Data for processing:
———

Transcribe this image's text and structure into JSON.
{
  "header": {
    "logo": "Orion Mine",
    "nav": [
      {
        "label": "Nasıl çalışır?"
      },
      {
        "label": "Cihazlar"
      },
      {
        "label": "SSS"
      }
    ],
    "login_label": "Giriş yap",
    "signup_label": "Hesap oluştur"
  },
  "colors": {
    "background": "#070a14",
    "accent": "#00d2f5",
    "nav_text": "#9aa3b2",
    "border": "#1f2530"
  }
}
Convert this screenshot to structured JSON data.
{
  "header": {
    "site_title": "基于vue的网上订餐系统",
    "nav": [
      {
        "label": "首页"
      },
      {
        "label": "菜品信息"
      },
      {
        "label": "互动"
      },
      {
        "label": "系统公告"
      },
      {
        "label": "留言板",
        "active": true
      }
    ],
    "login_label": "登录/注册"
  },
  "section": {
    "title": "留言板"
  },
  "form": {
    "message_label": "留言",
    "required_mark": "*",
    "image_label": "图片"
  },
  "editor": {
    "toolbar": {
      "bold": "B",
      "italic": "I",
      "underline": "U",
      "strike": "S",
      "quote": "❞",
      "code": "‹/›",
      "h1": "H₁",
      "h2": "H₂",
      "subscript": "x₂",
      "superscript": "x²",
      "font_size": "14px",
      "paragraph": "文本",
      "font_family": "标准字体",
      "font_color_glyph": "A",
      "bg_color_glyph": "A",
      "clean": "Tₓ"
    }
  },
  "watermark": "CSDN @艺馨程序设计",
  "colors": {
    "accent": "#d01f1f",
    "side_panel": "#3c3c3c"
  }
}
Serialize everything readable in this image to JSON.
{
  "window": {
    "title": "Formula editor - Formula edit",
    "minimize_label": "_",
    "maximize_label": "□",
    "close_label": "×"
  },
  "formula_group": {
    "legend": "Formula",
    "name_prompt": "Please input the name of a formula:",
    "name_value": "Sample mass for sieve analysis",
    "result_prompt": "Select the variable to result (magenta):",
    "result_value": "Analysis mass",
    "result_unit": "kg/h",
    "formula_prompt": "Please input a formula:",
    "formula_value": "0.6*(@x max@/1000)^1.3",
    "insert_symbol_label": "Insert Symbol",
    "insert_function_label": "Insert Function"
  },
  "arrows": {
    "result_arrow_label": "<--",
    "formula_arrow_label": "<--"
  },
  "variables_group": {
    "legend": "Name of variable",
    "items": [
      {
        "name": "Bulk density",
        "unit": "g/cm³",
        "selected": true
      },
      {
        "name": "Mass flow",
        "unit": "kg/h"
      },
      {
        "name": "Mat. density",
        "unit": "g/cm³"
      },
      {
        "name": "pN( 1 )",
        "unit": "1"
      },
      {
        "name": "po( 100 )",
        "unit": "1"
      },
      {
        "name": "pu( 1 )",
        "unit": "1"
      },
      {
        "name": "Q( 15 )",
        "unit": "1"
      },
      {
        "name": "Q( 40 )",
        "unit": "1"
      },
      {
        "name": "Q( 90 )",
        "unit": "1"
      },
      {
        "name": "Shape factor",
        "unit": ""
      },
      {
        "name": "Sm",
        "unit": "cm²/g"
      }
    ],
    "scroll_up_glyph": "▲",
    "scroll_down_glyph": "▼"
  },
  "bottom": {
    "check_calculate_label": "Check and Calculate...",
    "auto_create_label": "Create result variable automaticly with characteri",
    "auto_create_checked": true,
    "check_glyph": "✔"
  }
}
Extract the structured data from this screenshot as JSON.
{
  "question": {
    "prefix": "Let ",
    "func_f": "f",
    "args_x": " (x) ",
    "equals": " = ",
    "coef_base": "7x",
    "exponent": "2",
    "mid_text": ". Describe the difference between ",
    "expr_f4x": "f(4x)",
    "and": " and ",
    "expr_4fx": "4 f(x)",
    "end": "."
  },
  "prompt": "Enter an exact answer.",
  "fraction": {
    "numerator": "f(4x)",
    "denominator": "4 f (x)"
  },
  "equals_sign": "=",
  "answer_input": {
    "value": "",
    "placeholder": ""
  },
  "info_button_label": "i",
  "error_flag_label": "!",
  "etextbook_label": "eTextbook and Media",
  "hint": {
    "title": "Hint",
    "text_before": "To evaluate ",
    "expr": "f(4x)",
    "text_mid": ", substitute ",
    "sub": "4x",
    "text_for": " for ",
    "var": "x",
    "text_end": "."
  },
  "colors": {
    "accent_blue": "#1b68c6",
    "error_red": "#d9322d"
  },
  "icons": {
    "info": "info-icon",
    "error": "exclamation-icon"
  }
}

———

Each line with the string "editor" in it needs to be found and copied.

Answer to this exercise:
  "editor": {
    "title": "Formula editor - Formula edit",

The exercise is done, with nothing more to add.